__YOUR TASKS__
1 - In the bird photography thread, why does the first poster say results get worse when the extra stop has to come from ISO? Answer in one to three sentences.
2 - According to the bird photography thread, what minimum shutter speed does coastalconn set when trying to catch a distant eagle or hawk that may fly?
3 - Extend the bird photography thread from its last post.

Thanks, That's pretty much the results I had gotten also, If you can absorb the stop in shutter speed, the image is maybe marginally better.  If you have to eat the stop in ISO results are downgraded a bit because of noise.  I sure wish someone would just donate a 500 (or 600) F4 to me


----------



## hopdaddy (Jan 15, 2013)

I use a "Pop-Up " blind . Around $80 at wallie world (Walmart) .take a chair ,food ,tripod and a i-pad or smart phone ,with bird calls loaded . Toss some Bait out for the intended subjects ,play the sound tract ,take the shot . regardless how you do it , make the subject come to you . more than once I have had a 70-300 mm and needed LESS reach . The real key (In my opinion ) is to allow them to come to you  ,and not chase a nervous subject .


----------



## sm4him (Jan 15, 2013)

coastalconn said:


> Oh, on the auto-iso thing.  It only works with Nikons, btw.  But lately I set min shutter to 1/2000th and max iso to 400 if I am trying to catch an eagle or hawk that is far away and expecting it to fly.  I shoot that way most of the time unless the light is poor than I will up the iso up to ISO 1600 on my "antique" D300...



I still need to experiment more. I think I also need to recognize that some days, it's just not really worth it--if the weather is just not going to allow me to get the ISO and shutter speed I want, I'm just going to end up frustrated.  It's just that lately, the only days I've had available to shoot, it's been really crummy weather.

__SUPPLIED ENTRIES__
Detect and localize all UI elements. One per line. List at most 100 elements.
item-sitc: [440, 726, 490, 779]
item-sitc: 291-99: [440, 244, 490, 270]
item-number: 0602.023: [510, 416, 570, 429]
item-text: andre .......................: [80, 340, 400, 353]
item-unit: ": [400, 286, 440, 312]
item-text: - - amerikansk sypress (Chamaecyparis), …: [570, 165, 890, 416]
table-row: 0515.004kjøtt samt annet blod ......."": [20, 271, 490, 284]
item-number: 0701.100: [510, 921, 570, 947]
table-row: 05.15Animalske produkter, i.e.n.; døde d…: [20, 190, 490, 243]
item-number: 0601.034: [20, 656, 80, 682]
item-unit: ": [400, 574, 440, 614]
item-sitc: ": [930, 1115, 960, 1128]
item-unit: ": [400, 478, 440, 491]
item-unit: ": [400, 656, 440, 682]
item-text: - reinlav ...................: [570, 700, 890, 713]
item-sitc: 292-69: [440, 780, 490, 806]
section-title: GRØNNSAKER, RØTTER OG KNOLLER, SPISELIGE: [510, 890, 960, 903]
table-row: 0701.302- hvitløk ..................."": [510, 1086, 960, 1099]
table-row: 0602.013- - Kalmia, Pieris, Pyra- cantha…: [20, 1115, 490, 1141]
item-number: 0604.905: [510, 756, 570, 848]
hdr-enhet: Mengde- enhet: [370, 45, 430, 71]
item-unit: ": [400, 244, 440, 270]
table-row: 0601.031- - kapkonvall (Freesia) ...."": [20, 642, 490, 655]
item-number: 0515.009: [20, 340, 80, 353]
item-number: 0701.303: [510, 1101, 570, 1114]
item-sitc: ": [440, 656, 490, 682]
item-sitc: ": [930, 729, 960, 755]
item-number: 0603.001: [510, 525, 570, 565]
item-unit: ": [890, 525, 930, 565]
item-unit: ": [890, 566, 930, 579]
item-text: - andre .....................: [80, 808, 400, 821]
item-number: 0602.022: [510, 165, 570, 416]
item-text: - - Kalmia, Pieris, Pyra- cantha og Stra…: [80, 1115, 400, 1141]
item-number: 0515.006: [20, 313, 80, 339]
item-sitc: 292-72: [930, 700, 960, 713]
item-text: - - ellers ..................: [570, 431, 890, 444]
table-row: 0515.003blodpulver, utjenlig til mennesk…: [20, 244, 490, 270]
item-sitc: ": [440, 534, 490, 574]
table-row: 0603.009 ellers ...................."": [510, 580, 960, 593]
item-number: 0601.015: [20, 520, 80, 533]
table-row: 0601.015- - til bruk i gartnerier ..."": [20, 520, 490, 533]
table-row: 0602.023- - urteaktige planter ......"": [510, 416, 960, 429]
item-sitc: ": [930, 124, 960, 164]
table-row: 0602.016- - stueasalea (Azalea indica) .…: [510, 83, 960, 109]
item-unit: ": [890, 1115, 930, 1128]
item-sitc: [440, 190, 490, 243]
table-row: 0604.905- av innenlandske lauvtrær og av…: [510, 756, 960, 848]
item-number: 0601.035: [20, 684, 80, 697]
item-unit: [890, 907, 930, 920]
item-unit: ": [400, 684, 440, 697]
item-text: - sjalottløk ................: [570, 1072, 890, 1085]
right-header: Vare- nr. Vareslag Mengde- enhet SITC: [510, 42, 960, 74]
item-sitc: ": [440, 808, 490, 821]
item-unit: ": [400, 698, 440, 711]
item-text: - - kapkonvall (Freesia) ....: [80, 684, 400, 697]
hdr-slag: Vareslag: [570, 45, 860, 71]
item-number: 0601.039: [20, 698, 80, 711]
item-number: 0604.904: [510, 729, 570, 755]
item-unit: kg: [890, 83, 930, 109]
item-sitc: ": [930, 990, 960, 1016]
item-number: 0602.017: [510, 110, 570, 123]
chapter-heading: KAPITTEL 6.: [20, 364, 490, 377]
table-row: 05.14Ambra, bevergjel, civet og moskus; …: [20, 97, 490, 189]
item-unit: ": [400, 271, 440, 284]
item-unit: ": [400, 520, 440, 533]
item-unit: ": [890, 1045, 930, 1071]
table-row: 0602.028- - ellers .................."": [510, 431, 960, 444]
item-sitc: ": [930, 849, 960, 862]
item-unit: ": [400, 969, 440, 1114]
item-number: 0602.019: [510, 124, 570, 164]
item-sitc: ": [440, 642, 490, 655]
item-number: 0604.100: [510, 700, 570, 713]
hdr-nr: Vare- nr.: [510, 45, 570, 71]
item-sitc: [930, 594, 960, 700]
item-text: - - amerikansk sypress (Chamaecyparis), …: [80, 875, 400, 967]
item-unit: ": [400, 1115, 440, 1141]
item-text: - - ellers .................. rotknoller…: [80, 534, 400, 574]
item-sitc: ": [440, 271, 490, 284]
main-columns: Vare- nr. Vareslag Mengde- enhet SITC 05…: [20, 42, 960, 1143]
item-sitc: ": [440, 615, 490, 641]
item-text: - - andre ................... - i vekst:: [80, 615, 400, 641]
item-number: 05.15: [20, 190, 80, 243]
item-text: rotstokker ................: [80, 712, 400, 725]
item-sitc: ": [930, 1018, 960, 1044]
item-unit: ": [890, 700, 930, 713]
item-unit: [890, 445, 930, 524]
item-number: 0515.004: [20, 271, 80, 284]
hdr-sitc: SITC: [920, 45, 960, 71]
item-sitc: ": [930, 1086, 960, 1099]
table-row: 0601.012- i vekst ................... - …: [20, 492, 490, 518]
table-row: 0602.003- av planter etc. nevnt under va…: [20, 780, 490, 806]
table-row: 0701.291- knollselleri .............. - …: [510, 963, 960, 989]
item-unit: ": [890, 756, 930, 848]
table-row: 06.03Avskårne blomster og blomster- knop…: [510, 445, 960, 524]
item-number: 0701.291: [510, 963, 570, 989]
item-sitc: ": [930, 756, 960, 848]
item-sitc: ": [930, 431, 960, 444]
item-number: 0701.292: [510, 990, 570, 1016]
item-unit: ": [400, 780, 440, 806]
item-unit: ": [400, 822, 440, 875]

__SOLVED PROBLEMS__
1 - Raising the ISO to make up the stop adds noise, and that lowers image quality. If the stop can come from shutter speed instead, the image may be marginally better.

2 - 1/2000th of a second.

3 -
SCraig said:


> I know you were, sorry.  My comment came out more terse than I intended.
> 
> A 500 does give more reach, no question of that, but it really isn't as much as you think.  The first shot below is with my 150-500 at 500mm.  The second is with the same lens and a 1.4 TC, for 700mm or a difference of 200 (same as a 300 to 500).  They were both shot at 60 meters and are uncropped
> 
> ...



Be careful what you offer--I just might really take you up on that you know. ;-)  I have a friend who lives in Antioch, and my son lives in Murfreesboro, so I'm over that way once or twice a year at least. Maybe once e.rose gets moved and settled in, we can have a meetup somewhere out there. 



coastalconn said:


> Thanks, That's pretty much the results I had gotten also, If you can absorb the stop in shutter speed, the image is maybe marginally better.  If you have to eat the stop in ISO results are downgraded a bit because of noise.  I sure wish someone would just donate a 500 (or 600) F4 to me



When they do, you can just hand down that Tammy to me. ;-)


----------



## Aloicious (Jan 15, 2013)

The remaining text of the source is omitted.